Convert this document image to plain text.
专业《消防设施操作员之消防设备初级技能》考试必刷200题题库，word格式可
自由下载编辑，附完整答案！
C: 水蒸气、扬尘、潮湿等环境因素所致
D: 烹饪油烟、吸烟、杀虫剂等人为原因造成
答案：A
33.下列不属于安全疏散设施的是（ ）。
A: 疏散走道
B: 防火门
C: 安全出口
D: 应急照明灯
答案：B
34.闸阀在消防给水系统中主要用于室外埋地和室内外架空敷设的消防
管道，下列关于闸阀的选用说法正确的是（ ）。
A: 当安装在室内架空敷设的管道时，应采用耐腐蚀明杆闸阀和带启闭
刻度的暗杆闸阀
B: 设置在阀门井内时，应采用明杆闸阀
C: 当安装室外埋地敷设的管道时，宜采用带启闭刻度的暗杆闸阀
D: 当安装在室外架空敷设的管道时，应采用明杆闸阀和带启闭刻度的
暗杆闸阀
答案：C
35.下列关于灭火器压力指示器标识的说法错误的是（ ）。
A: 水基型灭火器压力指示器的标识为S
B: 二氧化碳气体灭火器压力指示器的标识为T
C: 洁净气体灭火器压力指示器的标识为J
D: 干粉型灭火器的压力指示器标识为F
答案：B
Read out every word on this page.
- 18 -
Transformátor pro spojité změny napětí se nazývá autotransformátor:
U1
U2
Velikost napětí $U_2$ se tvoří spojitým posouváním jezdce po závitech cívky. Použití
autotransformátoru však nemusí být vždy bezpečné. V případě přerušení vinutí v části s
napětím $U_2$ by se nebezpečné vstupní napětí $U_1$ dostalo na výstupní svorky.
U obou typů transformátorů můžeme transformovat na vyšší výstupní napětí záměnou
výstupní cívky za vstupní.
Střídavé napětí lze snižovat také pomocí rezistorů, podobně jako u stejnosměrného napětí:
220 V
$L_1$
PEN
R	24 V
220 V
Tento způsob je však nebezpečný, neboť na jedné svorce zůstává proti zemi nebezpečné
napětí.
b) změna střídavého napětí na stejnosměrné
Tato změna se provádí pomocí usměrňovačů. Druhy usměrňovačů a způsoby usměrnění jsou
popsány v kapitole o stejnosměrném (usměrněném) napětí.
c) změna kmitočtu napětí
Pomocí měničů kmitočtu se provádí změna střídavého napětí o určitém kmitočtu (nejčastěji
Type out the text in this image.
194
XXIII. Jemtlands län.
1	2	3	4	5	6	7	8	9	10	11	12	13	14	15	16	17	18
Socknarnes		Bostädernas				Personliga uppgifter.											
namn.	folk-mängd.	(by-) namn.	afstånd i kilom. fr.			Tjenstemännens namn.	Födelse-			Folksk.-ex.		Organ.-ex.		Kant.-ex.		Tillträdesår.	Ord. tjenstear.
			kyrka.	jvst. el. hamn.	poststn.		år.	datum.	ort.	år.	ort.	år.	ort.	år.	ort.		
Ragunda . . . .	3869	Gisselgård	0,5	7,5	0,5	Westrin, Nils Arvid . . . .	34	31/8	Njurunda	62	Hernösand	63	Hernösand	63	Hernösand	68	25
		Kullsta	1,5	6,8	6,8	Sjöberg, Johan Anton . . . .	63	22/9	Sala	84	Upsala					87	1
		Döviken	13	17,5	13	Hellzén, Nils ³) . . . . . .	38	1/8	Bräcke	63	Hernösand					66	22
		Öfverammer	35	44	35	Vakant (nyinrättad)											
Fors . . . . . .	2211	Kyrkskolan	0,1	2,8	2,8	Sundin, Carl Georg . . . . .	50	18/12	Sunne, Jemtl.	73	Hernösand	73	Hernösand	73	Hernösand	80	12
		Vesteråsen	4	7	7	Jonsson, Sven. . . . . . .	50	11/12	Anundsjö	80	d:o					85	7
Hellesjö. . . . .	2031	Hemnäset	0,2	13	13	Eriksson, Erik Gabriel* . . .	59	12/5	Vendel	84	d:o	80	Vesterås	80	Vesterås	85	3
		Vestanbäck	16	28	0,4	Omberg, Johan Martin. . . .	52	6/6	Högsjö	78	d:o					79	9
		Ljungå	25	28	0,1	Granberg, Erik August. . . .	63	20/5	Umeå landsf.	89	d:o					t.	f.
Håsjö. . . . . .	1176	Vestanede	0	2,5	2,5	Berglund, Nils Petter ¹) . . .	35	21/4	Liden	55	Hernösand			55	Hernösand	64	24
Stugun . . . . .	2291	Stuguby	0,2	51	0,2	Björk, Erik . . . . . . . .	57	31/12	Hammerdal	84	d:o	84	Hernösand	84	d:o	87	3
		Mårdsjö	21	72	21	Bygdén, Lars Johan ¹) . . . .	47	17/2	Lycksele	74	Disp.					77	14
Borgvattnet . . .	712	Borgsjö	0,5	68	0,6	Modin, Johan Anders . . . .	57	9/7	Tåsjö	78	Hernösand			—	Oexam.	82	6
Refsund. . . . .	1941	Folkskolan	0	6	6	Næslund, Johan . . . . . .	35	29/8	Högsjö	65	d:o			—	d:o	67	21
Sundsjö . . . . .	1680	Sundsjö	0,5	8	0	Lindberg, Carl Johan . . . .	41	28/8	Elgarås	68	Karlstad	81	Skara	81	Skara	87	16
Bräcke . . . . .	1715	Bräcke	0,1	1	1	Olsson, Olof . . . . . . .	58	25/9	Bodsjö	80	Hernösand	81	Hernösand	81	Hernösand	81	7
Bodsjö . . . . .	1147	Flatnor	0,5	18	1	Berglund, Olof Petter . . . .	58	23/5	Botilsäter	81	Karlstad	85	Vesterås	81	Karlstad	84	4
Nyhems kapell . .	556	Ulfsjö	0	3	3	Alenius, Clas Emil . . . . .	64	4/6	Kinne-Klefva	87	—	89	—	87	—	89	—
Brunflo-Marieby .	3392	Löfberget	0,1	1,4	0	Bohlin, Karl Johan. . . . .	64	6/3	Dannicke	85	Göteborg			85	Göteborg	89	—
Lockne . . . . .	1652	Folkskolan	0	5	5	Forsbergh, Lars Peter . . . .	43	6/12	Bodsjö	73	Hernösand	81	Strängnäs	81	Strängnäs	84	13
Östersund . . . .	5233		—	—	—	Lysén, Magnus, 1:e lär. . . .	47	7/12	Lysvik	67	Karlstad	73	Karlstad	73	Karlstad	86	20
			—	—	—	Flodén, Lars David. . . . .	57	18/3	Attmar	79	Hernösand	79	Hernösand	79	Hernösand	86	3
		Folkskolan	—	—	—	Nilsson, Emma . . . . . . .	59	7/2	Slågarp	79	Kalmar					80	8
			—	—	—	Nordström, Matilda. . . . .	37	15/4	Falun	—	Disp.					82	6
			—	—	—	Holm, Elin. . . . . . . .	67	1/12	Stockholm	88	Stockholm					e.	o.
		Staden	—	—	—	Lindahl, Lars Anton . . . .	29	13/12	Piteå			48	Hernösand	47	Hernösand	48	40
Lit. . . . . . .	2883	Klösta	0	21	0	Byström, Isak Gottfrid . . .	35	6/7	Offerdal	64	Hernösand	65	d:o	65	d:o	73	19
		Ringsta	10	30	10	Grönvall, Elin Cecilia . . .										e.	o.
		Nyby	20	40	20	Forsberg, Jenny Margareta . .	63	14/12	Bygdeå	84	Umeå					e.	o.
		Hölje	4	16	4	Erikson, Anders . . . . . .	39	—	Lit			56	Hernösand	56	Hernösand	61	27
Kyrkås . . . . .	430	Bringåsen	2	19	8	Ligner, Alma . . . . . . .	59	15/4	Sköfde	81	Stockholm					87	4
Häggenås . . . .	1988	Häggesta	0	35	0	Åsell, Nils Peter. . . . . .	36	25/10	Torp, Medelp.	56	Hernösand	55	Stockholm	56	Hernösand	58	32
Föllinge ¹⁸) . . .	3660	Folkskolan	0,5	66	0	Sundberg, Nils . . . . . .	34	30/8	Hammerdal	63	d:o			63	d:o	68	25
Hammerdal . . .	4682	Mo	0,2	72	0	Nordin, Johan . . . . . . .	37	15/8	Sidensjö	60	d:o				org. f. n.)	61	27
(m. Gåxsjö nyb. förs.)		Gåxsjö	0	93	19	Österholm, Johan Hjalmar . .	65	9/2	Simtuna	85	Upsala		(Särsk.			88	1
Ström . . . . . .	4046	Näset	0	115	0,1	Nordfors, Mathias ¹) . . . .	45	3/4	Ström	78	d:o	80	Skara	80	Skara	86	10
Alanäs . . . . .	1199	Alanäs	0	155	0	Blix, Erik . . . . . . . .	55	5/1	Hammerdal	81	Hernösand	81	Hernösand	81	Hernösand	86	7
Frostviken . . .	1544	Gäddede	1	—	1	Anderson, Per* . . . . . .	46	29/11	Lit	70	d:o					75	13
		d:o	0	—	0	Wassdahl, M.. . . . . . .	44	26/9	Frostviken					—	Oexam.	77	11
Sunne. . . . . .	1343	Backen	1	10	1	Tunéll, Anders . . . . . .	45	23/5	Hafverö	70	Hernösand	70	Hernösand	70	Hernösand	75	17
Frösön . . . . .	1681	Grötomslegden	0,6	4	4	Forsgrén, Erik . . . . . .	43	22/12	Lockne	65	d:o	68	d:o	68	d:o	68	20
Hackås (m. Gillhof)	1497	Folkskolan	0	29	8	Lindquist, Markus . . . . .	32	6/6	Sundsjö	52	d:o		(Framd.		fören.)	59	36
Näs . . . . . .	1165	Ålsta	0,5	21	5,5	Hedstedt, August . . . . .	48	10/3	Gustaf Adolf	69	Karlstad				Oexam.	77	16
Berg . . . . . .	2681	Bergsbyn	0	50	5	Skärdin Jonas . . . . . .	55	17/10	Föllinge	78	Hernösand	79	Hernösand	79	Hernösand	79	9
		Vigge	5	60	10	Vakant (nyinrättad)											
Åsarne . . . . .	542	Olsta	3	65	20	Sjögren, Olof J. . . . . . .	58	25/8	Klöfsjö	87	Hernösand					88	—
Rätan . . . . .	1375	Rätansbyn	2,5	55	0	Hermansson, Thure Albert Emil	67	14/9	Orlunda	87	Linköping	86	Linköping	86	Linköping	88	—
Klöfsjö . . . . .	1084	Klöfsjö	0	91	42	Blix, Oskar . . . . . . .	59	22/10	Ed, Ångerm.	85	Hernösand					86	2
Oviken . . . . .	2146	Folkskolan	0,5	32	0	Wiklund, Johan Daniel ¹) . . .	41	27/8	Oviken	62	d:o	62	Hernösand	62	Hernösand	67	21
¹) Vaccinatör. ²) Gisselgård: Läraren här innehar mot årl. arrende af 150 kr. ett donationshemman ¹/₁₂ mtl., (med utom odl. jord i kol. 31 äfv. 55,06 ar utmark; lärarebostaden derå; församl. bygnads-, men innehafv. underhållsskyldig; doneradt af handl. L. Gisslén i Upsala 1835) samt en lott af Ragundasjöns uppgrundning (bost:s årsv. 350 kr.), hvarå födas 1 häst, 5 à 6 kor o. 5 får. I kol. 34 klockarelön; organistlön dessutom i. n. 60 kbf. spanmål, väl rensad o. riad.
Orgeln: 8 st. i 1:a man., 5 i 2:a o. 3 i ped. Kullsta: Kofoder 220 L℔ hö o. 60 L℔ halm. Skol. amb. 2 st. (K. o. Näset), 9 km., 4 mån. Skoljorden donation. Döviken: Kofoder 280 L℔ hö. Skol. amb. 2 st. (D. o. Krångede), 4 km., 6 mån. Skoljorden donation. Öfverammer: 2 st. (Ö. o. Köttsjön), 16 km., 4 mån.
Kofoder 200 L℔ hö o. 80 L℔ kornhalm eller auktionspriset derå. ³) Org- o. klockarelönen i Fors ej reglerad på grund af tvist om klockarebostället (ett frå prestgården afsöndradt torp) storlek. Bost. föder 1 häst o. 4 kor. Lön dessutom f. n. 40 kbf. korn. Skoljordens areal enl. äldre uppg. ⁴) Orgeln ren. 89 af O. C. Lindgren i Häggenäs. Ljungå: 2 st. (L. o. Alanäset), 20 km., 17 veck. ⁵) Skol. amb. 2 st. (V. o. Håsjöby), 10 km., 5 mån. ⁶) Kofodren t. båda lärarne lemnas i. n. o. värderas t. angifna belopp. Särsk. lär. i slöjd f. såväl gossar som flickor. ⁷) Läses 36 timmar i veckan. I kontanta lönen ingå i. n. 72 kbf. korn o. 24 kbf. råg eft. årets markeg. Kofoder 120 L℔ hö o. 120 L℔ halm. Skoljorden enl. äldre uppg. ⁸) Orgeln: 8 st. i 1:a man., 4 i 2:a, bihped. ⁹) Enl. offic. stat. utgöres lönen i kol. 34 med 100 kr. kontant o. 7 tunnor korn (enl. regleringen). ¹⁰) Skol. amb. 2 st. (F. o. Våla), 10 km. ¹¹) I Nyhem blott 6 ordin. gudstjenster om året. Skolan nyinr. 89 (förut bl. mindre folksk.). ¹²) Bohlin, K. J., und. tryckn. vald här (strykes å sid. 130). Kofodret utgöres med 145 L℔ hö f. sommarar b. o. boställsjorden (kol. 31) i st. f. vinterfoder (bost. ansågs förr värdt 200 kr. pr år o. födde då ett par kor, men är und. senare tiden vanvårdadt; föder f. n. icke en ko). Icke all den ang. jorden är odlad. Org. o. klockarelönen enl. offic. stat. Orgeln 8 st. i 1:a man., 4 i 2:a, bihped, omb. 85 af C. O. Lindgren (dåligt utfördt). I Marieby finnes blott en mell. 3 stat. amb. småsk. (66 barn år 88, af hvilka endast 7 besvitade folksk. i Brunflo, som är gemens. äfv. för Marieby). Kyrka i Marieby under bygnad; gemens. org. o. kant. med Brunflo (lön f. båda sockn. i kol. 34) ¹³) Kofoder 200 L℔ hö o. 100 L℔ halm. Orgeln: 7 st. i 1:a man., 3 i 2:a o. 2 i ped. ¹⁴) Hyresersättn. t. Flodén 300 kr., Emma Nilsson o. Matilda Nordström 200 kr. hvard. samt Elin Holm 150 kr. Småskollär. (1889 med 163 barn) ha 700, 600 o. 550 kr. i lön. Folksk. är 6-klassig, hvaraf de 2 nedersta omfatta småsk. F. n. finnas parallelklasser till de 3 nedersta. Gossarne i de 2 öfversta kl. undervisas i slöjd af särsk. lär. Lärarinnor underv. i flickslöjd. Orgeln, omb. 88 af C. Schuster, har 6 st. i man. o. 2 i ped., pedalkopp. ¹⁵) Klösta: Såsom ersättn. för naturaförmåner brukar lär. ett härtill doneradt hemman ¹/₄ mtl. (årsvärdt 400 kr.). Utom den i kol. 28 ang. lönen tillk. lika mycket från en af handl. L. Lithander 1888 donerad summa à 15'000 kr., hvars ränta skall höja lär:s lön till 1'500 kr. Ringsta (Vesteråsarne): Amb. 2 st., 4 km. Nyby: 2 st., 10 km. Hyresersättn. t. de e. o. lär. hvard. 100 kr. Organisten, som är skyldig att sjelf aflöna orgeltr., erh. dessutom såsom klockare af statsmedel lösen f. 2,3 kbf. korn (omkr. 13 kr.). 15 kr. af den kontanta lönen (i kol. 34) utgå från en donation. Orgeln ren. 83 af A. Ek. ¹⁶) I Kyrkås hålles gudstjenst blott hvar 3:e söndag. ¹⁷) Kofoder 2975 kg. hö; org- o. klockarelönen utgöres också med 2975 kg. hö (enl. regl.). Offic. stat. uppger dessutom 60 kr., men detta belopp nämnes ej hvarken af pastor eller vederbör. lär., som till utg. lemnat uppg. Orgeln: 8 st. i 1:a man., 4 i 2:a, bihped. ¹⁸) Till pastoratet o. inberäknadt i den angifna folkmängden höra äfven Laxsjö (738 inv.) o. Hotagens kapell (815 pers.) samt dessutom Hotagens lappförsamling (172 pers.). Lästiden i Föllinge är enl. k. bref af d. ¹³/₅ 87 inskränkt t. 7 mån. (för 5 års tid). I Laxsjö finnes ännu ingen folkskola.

**Given exercise**
Identify each line of the material where the word "Oexam" shows up, and copy it.

**Solution**
Borgvattnet . . .	712	Borgsjö	0,5	68	0,6	Modin, Johan Anders . . . .	57	9/7	Tåsjö	78	Hernösand			—	Oexam.	82	6
		d:o	0	—	0	Wassdahl, M.. . . . . . .	44	26/9	Frostviken					—	Oexam.	77	11
Näs . . . . . .	1165	Ålsta	0,5	21	5,5	Hedstedt, August . . . . .	48	10/3	Gustaf Adolf	69	Karlstad				Oexam.	77	16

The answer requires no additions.